_Problem statement_
Check every line of the entries below for the word "prefix", and copy the ones that have it.

_Task data_
--------------------------------------------------

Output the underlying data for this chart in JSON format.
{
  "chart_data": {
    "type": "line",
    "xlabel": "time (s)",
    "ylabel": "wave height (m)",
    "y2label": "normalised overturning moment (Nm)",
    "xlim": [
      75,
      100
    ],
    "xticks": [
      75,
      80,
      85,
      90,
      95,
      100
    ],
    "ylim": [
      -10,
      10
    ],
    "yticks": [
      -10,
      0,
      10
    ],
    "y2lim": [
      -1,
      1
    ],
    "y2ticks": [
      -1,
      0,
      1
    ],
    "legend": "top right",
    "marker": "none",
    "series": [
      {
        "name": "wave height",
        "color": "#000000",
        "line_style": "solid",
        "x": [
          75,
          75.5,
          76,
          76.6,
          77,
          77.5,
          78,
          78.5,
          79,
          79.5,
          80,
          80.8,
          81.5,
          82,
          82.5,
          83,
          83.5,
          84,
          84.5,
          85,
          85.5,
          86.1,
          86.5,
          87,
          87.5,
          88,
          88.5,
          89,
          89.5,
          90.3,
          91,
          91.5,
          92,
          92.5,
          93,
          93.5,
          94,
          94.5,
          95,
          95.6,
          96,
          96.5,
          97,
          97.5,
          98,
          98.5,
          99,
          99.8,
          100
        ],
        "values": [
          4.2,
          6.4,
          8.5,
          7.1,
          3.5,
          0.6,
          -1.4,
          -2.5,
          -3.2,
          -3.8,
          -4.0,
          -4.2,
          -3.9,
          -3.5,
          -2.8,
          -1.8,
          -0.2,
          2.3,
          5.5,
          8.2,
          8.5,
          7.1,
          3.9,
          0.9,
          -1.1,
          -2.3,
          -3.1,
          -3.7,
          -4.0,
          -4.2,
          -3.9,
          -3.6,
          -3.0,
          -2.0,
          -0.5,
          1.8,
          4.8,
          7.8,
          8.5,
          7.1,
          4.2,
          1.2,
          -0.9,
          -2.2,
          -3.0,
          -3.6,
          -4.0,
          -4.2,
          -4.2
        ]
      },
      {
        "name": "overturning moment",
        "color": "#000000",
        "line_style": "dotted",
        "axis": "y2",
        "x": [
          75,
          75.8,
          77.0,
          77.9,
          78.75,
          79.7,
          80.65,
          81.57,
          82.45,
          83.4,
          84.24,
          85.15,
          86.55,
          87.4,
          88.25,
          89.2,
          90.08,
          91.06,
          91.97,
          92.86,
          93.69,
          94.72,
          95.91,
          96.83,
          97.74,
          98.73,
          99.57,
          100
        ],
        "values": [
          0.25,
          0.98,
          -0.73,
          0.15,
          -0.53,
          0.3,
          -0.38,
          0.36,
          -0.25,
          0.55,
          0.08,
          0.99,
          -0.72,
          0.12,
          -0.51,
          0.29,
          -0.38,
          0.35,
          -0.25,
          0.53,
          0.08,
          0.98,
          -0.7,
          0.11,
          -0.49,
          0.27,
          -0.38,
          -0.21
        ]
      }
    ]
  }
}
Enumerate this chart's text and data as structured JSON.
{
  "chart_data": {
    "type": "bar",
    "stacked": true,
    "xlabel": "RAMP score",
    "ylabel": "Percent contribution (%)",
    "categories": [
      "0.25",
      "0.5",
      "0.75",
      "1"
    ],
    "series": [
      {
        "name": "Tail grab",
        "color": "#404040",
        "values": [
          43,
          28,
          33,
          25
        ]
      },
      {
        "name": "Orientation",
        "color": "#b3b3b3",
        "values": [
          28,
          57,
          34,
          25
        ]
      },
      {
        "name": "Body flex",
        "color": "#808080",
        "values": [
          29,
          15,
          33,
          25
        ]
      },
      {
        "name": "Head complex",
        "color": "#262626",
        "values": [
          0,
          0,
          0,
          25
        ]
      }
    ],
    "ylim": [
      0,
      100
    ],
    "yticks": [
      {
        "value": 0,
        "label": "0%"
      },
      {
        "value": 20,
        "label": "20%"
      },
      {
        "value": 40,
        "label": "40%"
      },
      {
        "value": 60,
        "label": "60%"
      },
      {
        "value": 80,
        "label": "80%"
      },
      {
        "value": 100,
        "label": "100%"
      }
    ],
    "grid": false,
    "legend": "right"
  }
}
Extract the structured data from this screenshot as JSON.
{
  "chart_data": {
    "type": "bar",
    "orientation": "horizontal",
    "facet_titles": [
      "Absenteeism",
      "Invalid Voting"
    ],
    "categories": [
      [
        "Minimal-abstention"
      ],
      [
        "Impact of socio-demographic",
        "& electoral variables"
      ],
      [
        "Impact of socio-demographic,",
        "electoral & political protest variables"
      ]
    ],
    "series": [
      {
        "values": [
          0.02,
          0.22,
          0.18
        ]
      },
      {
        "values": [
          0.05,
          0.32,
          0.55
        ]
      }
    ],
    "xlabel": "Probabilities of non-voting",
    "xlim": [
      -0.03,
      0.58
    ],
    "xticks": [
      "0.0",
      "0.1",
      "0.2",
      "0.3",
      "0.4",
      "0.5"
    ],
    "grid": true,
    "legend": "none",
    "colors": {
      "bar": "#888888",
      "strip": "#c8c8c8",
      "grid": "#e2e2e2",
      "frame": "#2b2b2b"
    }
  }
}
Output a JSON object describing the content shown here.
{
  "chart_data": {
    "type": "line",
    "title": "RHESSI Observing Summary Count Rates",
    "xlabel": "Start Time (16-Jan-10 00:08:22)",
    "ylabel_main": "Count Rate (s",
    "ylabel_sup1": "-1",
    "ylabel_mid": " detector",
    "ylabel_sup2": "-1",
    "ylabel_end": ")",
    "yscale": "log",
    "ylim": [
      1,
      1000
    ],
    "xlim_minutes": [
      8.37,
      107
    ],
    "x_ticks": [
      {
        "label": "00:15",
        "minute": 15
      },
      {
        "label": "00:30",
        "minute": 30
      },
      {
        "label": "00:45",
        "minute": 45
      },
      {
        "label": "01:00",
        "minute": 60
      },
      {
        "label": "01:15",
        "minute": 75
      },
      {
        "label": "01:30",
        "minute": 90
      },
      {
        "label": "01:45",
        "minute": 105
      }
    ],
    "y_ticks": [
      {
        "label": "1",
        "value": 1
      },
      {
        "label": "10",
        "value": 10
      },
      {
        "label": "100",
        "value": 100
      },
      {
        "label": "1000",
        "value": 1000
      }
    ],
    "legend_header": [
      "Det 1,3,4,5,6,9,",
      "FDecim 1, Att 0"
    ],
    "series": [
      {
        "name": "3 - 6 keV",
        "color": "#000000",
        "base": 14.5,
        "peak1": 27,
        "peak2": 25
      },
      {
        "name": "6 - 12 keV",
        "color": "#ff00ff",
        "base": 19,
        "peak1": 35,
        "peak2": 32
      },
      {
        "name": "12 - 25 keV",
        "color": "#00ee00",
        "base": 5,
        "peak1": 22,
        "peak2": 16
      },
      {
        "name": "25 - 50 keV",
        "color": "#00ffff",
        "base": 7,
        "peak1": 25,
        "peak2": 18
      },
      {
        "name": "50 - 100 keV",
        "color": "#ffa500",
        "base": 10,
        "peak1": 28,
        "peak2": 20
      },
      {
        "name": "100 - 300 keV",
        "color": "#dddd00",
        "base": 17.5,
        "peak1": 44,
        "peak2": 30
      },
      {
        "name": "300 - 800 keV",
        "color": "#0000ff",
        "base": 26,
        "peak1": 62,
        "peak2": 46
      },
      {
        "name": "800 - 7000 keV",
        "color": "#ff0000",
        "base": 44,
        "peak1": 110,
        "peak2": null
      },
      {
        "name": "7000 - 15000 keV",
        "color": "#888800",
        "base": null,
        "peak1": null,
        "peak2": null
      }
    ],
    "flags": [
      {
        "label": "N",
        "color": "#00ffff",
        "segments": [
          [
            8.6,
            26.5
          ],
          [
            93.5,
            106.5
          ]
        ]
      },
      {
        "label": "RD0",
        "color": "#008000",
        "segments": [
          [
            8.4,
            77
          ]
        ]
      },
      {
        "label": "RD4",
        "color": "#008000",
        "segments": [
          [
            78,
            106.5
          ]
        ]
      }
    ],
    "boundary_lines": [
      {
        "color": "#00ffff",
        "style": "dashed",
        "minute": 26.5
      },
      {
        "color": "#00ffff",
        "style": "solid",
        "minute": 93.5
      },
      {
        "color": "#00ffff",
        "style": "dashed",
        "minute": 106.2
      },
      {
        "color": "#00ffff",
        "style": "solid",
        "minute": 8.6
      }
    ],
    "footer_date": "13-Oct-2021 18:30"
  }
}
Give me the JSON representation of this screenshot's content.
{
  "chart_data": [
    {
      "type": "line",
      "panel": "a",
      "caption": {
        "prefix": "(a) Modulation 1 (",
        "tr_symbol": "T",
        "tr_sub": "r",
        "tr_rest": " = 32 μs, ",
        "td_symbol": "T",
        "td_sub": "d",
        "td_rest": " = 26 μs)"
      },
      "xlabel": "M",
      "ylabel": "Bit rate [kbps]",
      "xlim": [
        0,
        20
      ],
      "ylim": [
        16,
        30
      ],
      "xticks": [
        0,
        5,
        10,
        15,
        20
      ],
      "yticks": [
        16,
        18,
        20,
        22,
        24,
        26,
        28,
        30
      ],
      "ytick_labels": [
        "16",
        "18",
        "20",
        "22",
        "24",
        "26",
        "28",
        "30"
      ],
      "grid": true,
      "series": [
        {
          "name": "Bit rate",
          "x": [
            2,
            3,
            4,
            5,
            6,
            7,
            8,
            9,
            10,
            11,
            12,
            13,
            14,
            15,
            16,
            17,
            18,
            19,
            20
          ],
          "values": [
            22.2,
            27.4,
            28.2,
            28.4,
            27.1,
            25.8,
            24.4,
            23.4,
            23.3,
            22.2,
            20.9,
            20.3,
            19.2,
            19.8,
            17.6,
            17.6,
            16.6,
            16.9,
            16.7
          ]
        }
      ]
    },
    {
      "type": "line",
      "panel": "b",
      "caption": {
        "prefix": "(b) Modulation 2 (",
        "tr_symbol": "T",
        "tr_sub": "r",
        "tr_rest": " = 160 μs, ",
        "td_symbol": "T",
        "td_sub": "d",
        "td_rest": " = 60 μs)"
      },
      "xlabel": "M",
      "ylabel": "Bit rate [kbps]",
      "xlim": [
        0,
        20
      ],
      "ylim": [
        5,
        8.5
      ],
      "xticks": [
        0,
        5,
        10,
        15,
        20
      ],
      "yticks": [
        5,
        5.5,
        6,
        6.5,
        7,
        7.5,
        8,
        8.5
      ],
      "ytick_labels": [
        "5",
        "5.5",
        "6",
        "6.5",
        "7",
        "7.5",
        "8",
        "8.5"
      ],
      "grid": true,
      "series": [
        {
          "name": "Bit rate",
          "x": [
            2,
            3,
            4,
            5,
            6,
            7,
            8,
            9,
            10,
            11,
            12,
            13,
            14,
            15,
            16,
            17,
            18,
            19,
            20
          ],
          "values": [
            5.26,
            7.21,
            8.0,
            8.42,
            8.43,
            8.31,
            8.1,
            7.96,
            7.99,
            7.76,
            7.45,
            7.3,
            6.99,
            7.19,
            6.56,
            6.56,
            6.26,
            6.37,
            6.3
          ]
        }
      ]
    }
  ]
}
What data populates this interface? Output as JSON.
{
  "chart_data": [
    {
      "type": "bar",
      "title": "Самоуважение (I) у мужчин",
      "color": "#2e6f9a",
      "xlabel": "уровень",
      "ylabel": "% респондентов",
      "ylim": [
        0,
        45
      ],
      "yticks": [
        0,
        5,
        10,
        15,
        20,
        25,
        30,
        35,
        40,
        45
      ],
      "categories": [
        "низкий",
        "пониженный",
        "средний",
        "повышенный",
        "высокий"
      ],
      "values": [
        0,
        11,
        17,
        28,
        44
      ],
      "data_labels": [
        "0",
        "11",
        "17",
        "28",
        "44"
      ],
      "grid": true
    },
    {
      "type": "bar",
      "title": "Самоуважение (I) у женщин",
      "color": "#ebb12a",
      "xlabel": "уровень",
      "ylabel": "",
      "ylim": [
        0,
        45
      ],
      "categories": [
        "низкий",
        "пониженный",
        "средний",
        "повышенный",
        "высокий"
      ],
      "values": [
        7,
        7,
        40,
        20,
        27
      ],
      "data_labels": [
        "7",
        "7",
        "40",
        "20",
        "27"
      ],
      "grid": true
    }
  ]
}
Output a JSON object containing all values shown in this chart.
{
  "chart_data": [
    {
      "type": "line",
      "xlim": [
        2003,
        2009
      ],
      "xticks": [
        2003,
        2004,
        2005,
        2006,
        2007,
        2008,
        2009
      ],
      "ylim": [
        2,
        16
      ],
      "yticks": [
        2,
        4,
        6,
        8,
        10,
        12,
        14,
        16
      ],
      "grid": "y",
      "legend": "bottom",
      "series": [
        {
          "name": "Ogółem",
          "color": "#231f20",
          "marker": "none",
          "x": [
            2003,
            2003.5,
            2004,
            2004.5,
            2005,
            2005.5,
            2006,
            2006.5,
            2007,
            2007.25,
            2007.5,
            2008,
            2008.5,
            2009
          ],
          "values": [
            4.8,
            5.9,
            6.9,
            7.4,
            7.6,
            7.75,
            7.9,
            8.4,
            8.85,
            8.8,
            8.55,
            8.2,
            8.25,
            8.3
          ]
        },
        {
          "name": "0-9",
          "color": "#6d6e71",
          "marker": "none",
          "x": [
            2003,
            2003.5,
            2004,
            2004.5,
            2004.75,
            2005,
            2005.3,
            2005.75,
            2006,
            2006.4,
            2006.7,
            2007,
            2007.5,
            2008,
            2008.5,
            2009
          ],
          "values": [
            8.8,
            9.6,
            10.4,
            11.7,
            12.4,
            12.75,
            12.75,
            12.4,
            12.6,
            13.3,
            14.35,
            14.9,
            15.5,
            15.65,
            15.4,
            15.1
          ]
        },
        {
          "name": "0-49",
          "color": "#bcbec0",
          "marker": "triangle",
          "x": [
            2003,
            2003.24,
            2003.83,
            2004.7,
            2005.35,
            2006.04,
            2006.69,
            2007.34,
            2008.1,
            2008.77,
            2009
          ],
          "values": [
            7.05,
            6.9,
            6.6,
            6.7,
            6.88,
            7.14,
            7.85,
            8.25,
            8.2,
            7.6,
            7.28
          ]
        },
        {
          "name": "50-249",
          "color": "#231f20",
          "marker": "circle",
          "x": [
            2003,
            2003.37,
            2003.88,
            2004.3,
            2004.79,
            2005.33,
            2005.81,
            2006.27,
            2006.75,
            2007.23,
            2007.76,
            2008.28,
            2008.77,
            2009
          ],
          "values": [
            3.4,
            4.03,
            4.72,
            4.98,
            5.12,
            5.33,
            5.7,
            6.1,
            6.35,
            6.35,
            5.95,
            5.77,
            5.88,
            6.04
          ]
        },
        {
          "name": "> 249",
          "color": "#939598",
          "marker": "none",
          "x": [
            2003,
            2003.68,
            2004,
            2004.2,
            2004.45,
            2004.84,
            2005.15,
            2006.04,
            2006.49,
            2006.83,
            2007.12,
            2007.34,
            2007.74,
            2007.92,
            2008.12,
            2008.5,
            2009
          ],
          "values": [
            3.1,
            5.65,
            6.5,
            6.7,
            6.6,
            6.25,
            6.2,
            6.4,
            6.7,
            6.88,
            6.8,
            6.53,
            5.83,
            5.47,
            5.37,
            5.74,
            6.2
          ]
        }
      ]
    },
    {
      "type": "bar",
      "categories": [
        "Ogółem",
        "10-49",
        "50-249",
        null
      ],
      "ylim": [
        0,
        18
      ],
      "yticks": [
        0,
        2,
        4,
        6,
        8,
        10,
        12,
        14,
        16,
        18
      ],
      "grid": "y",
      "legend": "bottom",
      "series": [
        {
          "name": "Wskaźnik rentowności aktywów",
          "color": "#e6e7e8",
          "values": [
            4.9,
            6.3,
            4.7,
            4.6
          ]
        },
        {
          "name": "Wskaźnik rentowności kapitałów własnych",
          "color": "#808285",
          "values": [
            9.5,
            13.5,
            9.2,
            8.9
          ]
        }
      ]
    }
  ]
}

--------------------------------------------------

_Output for this exercise_
        "prefix": "(a) Modulation 1 (",
        "prefix": "(b) Modulation 2 (",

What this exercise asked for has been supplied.